▸ やること: 下にあるジョー・ゴードンのリーダー作の紹介文を、最後の文のあとから書き継ぐ。

━━━ 抜粋 ━━━

2024-05-27 18:40:28 | ジャズ(ハードバップ)

本日は過小評価されたトランペッター、ジョー・ゴードンの作品をご紹介します。ゴードンは元々ボストンの出身で東海岸でプレイしていました。その頃の作品にはドナルド・バード「バーズ・アイ・ヴュー」、ホレス・シルヴァー「シルヴァーズ・ブルー」等があります。また、同郷のハーブ・ポメロイのビッグバンドにも在籍していました。ただ、当時の東海岸は群雄割拠の時代。確かな腕を持ったゴードンですが、リー・モーガンやドナルド・バードなどの若武者たちに押され、あまり活躍の機会は回ってきませんでした。そこで、活路を求めたのが西海岸。1958年頃にロサンゼルスに移住して活動を始め、本ブログでも紹介したシェリー・マンの「アット・ザ・ブラックホーク」はじめ、ハロルド・ランドやバーニー・ケッセルらの作品に参加しています。ただ、それでもリーダー作の機会はなかなかなく、ようやく巡ってきたのが、1961年7月6日録音のこのコンテンポラリー盤というわけです。共演メンバーはジミー・ウッズ(アルト)、ディック・ウィッティントン(ピアノ)、ジミー・ボンド(ベース)、ミルト・ターナー(ドラム)です。なお、ゴードンは東海岸時代にもエマーシーに1枚だけリーダー作を残していますが、内容的にはこちらの方が断然上と思います。

全8曲。スタンダードや他人の曲は1曲もなく、全てゴードンのオリジナルという意欲的な構成です。失礼ながらメンバーもかなり地味ですし、知ってる曲が1曲もないとなれば、聴く前は正直身構えてしまいますが、これがなかなかの充実した内容で、ジャズの奥深さを感じさせてくれます。西海岸録音ですが、ピアノのウィッティントン以外は全員黒人ということで、基本的にはハードバップです。ただし、1961年録音とあって、少しモーダルな雰囲気も漂わせています。特にアルトのジミー・ウッズのプレイは明らかに60年代っぽいですね。ピアノのウィッティントンは本作以外で見かけたことがないですが、シャープなソロを聴かせてくれます。

━━━ 提供資料 ━━━

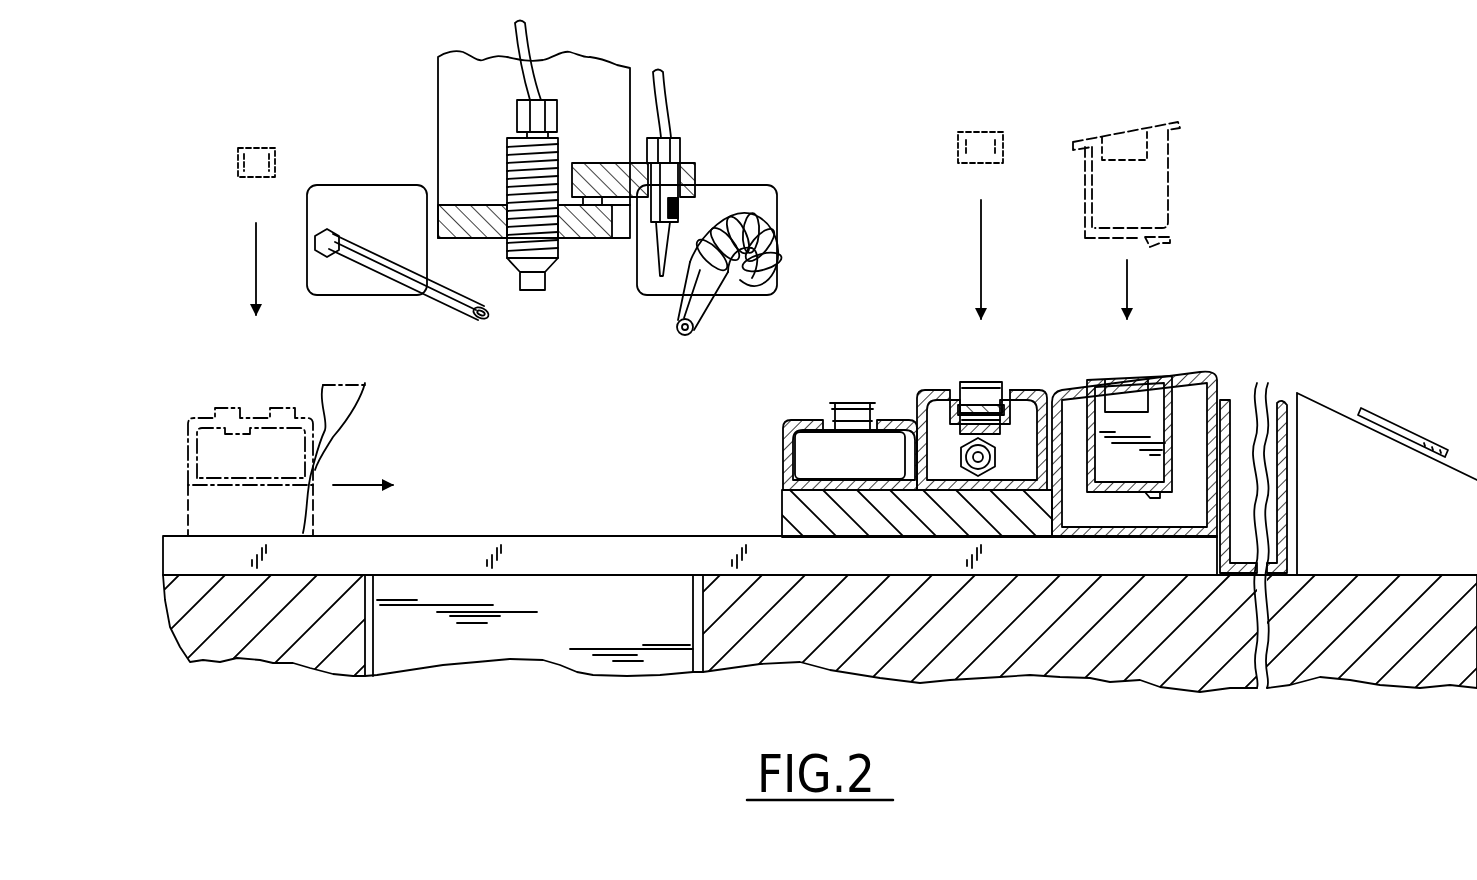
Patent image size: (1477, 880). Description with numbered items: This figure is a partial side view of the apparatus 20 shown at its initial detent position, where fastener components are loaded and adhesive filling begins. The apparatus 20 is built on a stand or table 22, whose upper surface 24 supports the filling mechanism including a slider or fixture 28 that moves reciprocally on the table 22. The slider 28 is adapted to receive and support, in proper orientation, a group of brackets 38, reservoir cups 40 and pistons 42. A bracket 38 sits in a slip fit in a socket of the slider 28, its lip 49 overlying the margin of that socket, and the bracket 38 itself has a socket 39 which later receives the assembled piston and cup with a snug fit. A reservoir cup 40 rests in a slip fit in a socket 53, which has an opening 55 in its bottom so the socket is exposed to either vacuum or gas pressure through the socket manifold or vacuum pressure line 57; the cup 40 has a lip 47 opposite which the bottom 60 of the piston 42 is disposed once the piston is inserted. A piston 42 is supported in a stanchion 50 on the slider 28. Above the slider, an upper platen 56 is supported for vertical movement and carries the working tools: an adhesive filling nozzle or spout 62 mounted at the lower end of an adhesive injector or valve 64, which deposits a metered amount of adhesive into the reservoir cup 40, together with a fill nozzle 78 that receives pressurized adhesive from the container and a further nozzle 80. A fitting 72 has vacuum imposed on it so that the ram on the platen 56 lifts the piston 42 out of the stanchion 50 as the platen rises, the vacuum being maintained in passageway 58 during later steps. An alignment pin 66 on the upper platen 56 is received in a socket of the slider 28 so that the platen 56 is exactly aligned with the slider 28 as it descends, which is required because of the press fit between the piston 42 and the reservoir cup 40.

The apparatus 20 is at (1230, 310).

━━━

▸ 解答:
アルバムはデューク・ピアソンの”Jeannine"に少し似たキャッチーなメロディの"Terra Firma Irma"で始まります。こういう事前情報の少ない作品は1曲目がショボいと聴く気をなくしますが、つかみはOK!って感じですね。続く"A Song For Richard"はマイナー調のミディアムナンバーで、ゴードンがマイルスばりのミュートプレイを聴かせてくれます。この曲と4曲目"You're The Only Girl In The Next World For Me"、6曲目のラテンリズムの"Mariana"あたりはモード色強めです。3曲目"Non-Viennese Waltz Blues"と5曲目"Co-Op Blues"は文字通りファンキーなブルースですが、出来はまあまあと言ったところ。7曲目"Heleen"は本作のもう1つのハイライトとも言える美しいバラード。ゴードンの情感たっぷりのトランペットとウィッティントンの透明感あふれるピアノソロが素晴らしいです。ラストは軽快なドライブ感たっぷりの"Diminishing"で締めくくります。念願のリーダー作も発表したゴードンですが2年後の1963年11月4日に自宅の火事により35歳の生涯を閉じます。同じく早死にしたクリフォード・ブラウンやリー・モーガンと比べて語られることもほとんどないゴードンですが、その才能は確かだったことは残された本作を聴けば分かります。